Exercise goal: Give the lines of the listing from its first line through the line holding "histogram-bar: [297, 82, 319, 342]", inclusive, as a numbered list, leaving out any blank lines.

Data extract:
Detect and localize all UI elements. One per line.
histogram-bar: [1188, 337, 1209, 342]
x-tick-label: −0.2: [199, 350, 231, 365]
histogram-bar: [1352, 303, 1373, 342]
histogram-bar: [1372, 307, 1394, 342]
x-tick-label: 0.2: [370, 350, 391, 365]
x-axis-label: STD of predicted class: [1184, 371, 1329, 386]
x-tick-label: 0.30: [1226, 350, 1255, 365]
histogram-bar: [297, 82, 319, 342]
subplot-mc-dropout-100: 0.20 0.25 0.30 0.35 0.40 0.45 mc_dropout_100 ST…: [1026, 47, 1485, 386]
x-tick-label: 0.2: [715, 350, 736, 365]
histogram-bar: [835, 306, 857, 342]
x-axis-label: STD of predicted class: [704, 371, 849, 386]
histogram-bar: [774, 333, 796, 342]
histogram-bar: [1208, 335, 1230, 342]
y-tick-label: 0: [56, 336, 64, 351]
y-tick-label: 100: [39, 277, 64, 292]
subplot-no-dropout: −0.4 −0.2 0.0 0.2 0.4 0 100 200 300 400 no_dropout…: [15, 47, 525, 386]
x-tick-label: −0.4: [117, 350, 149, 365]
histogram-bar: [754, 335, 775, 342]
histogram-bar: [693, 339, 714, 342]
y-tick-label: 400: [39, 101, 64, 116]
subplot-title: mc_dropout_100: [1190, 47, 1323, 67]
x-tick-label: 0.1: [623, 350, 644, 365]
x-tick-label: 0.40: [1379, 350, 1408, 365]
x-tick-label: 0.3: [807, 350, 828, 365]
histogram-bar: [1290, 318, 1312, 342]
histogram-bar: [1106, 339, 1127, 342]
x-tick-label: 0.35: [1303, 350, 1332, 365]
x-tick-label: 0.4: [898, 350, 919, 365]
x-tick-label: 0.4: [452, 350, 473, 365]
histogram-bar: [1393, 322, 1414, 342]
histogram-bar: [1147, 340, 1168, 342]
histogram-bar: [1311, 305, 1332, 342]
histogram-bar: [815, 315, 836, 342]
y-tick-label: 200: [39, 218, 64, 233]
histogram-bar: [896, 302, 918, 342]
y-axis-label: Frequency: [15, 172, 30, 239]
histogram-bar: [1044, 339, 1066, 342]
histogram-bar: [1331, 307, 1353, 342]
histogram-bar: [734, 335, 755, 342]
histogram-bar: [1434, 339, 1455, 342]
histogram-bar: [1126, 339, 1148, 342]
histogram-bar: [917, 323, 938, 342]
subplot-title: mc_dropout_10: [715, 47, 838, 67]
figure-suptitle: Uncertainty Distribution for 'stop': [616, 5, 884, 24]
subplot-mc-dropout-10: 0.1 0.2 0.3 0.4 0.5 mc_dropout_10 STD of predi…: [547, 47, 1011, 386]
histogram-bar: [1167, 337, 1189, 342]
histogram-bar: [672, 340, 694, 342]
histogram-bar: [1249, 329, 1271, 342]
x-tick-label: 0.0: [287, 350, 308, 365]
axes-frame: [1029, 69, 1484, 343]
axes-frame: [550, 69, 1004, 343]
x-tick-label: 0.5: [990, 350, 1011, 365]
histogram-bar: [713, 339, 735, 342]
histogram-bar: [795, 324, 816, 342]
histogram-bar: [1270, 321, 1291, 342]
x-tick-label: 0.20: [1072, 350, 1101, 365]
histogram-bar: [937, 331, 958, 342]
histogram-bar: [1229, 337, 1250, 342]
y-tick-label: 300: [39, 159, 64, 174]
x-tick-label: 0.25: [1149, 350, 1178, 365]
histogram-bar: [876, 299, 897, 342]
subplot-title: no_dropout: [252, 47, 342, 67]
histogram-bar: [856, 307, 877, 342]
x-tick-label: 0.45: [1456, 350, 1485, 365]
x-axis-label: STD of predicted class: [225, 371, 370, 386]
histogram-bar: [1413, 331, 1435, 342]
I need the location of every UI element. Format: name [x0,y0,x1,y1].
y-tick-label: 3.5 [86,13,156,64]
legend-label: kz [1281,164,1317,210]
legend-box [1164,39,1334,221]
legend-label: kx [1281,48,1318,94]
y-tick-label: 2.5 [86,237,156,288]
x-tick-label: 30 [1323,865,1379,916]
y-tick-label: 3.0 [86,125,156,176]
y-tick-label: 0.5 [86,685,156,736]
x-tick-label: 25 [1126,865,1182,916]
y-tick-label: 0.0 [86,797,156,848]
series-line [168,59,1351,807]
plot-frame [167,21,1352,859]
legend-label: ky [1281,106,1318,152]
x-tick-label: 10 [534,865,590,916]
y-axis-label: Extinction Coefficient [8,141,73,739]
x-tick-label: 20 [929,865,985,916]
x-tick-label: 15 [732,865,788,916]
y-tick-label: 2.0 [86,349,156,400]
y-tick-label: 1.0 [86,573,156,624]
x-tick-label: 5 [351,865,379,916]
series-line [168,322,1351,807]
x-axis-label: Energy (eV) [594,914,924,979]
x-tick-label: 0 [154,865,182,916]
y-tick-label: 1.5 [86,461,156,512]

Worked solution:
1. Detect and localize all UI elements. One per line.
2. histogram-bar: [1188, 337, 1209, 342]
3. x-tick-label: −0.2: [199, 350, 231, 365]
4. histogram-bar: [1352, 303, 1373, 342]
5. histogram-bar: [1372, 307, 1394, 342]
6. x-tick-label: 0.2: [370, 350, 391, 365]
7. x-axis-label: STD of predicted class: [1184, 371, 1329, 386]
8. x-tick-label: 0.30: [1226, 350, 1255, 365]
9. histogram-bar: [297, 82, 319, 342]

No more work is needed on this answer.